TO DO ▸ In the data, extract each line that holds the string "subtitle".

START MATERIALS PROVIDED

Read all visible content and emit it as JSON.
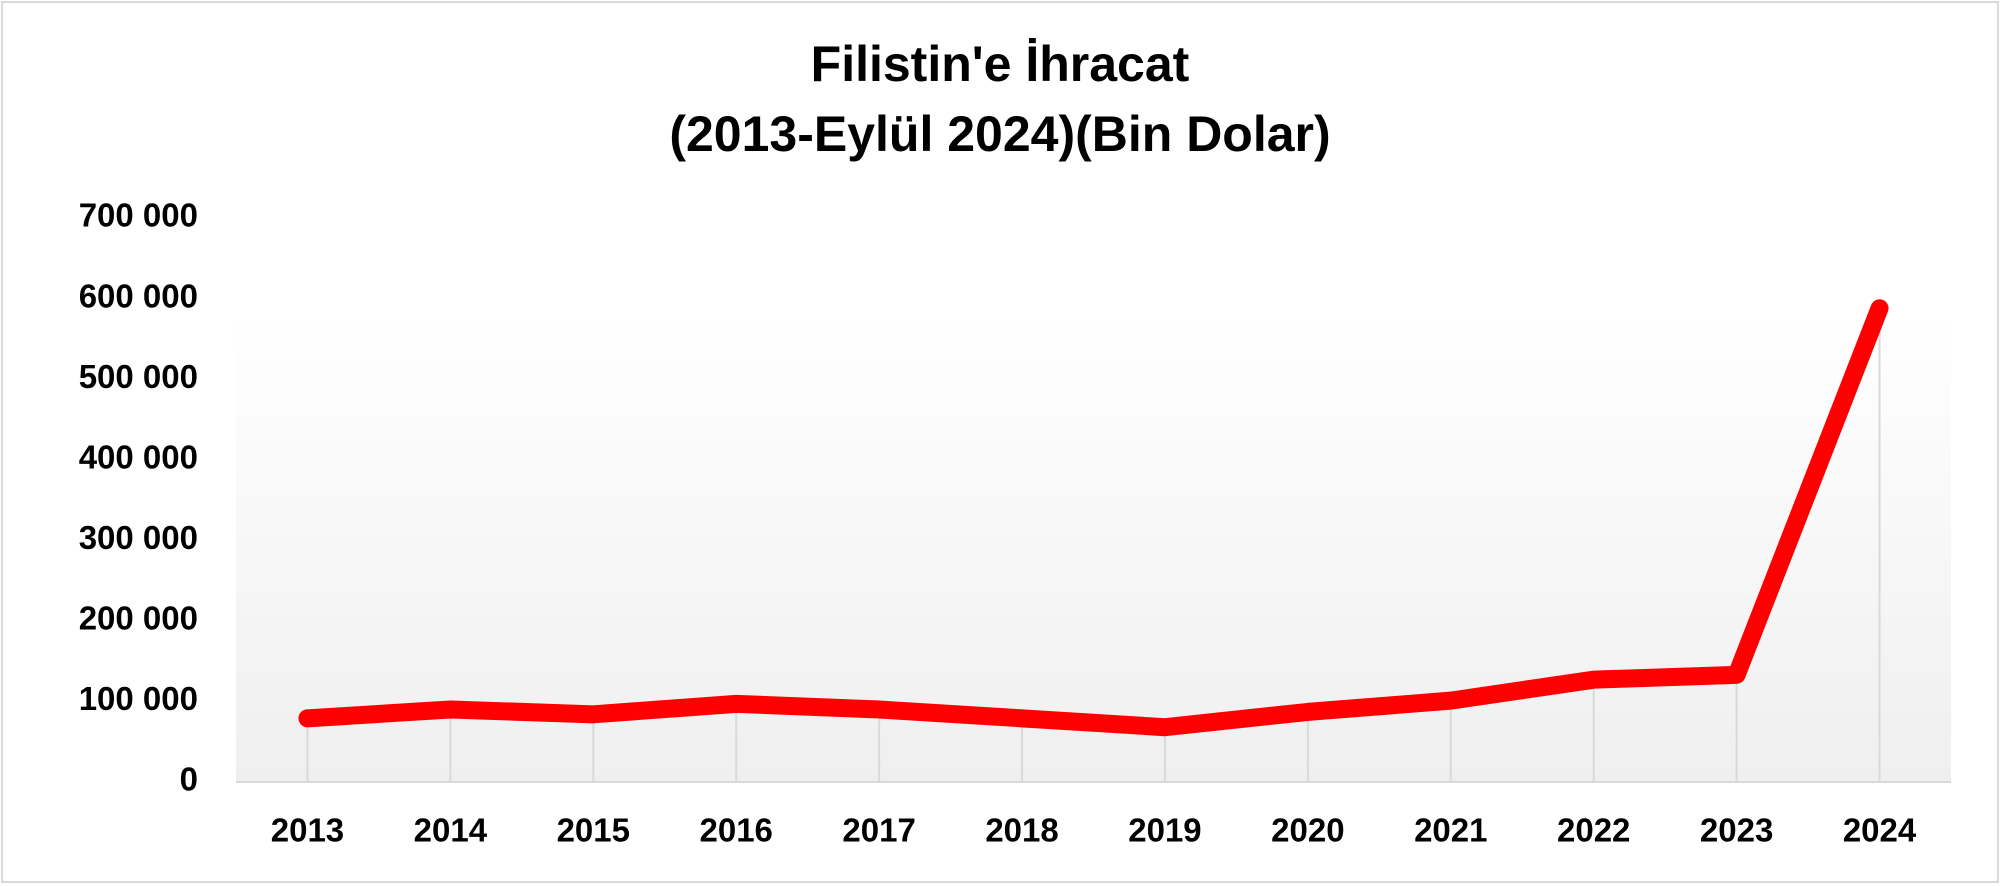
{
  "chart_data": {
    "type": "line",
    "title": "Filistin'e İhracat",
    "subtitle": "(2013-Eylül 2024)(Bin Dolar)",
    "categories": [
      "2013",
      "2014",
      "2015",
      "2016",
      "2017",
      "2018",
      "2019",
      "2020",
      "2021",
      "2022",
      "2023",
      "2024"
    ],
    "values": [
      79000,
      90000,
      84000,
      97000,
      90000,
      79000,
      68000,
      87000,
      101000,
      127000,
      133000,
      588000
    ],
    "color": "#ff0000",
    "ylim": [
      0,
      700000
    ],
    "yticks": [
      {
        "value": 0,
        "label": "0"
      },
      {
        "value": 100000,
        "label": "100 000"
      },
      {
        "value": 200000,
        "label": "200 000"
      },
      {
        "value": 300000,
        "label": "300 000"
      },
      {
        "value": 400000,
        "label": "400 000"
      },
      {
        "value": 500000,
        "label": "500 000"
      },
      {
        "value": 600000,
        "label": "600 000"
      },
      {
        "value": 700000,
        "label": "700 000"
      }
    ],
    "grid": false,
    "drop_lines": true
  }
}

END MATERIALS PROVIDED
START MATERIALS PROVIDED

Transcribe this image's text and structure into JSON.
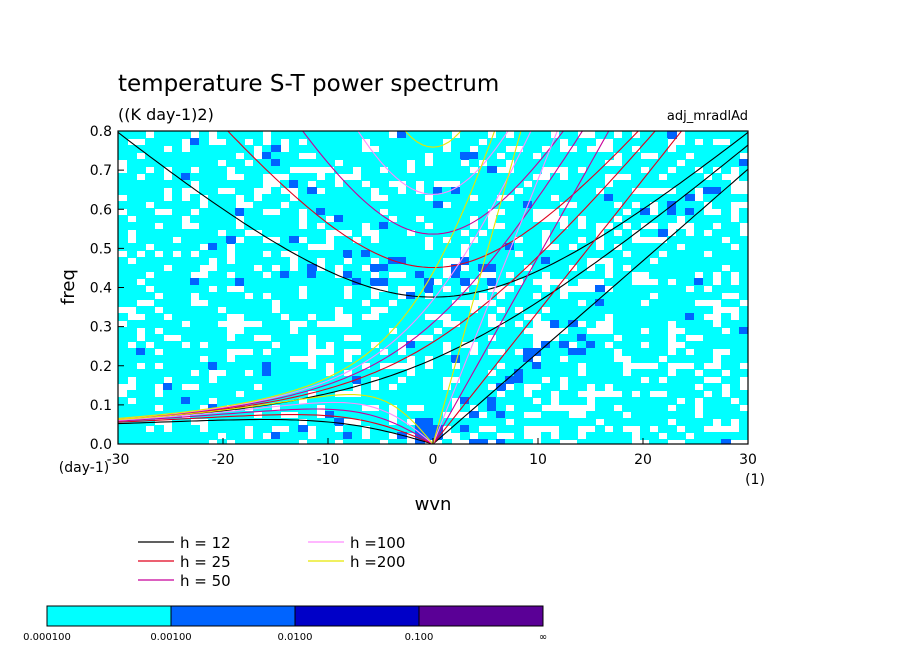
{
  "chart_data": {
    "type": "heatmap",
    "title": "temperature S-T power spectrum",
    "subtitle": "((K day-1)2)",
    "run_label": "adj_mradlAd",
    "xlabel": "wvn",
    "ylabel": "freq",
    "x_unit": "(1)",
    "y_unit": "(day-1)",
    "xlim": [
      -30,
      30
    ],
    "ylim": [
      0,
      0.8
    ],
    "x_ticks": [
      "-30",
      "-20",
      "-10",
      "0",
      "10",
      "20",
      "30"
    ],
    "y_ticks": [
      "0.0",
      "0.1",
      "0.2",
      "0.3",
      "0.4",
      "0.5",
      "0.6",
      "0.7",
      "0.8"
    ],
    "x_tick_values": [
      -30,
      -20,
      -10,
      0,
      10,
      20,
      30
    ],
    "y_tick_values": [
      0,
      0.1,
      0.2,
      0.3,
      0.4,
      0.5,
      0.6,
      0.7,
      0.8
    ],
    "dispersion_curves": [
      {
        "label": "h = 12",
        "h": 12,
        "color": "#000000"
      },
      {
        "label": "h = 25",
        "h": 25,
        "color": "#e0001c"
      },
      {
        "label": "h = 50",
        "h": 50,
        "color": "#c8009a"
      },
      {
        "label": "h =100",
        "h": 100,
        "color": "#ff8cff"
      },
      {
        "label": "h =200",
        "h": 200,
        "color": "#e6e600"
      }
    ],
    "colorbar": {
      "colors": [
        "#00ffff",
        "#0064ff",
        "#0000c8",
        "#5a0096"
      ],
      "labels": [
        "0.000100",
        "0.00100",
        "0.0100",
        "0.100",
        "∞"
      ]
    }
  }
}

END MATERIALS PROVIDED

THE ANSWER ▸
    "subtitle": "(2013-Eylül 2024)(Bin Dolar)",
    "subtitle": "((K day-1)2)",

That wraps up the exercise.